(Some records)
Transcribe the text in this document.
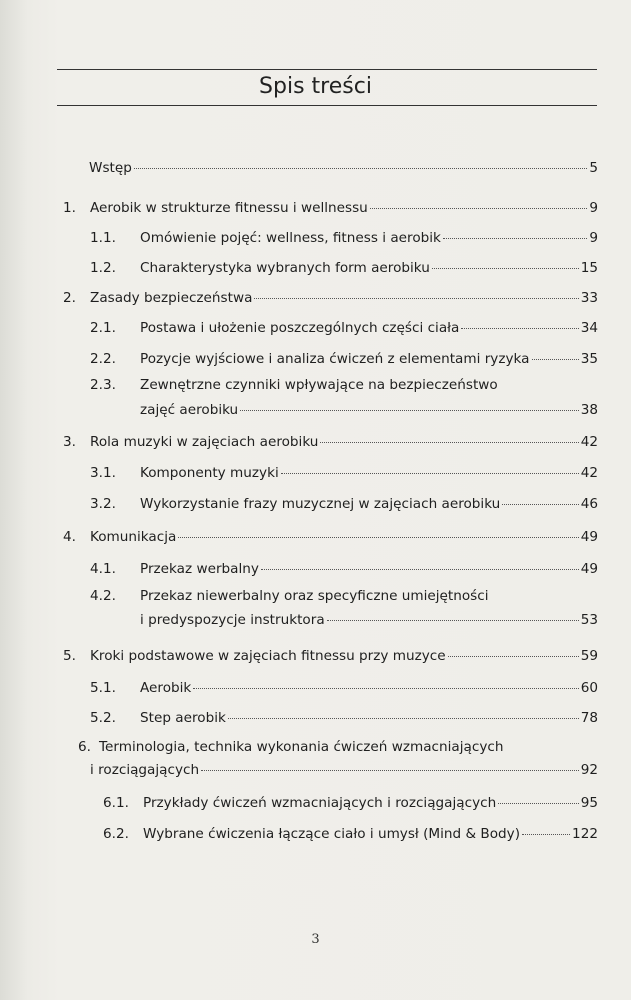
Spis treści
Wstęp	5
1. Aerobik w strukturze fitnessu i wellnessu	9
1.1. Omówienie pojęć: wellness, fitness i aerobik	9
1.2. Charakterystyka wybranych form aerobiku	15
2. Zasady bezpieczeństwa	33
2.1. Postawa i ułożenie poszczególnych części ciała	34
2.2. Pozycje wyjściowe i analiza ćwiczeń z elementami ryzyka	35
2.3. Zewnętrzne czynniki wpływające na bezpieczeństwo
zajęć aerobiku	38
3. Rola muzyki w zajęciach aerobiku	42
3.1. Komponenty muzyki	42
3.2. Wykorzystanie frazy muzycznej w zajęciach aerobiku	46
4. Komunikacja	49
4.1. Przekaz werbalny	49
4.2. Przekaz niewerbalny oraz specyficzne umiejętności
i predyspozycje instruktora	53
5. Kroki podstawowe w zajęciach fitnessu przy muzyce	59
5.1. Aerobik	60
5.2. Step aerobik	78
6. Terminologia, technika wykonania ćwiczeń wzmacniających
i rozciągających	92
6.1. Przykłady ćwiczeń wzmacniających i rozciągających	95
6.2. Wybrane ćwiczenia łączące ciało i umysł (Mind & Body)	122
3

## Task to complete
Please list every line of the records that contains "ćwiczeń".

## Expected answer
2.2. Pozycje wyjściowe i analiza ćwiczeń z elementami ryzyka	35
6. Terminologia, technika wykonania ćwiczeń wzmacniających
6.1. Przykłady ćwiczeń wzmacniających i rozciągających	95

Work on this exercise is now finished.